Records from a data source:
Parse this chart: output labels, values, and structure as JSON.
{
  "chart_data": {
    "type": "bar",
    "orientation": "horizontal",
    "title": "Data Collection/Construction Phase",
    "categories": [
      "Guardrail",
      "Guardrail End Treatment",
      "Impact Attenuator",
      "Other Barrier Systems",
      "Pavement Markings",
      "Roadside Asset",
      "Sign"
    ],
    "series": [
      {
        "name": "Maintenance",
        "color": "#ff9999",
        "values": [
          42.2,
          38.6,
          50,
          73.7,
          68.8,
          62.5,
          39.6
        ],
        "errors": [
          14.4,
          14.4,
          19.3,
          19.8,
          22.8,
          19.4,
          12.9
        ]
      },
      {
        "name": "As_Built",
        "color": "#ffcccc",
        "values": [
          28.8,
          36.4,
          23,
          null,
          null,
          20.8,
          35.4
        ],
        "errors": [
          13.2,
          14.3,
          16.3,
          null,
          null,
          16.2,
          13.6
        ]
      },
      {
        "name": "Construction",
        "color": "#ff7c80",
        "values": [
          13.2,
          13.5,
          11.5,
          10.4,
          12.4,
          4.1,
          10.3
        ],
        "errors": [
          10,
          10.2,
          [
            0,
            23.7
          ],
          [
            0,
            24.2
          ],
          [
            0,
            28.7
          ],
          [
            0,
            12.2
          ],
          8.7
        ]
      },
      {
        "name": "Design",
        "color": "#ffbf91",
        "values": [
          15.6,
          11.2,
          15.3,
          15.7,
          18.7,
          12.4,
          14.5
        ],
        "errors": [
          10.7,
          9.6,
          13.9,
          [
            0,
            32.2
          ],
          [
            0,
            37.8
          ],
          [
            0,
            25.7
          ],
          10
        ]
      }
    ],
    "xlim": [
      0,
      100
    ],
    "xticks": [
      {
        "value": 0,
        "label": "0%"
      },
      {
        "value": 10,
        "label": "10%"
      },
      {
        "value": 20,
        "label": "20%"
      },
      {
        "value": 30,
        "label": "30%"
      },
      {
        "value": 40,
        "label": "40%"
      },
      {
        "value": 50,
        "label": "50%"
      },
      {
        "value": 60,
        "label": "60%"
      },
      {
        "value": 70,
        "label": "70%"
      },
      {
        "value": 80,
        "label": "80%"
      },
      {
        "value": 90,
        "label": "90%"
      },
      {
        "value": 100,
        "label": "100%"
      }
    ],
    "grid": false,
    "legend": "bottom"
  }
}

• Required work:
Copy each line of the data above that holds "Construction".

• Exercise result:
    "title": "Data Collection/Construction Phase",
        "name": "Construction",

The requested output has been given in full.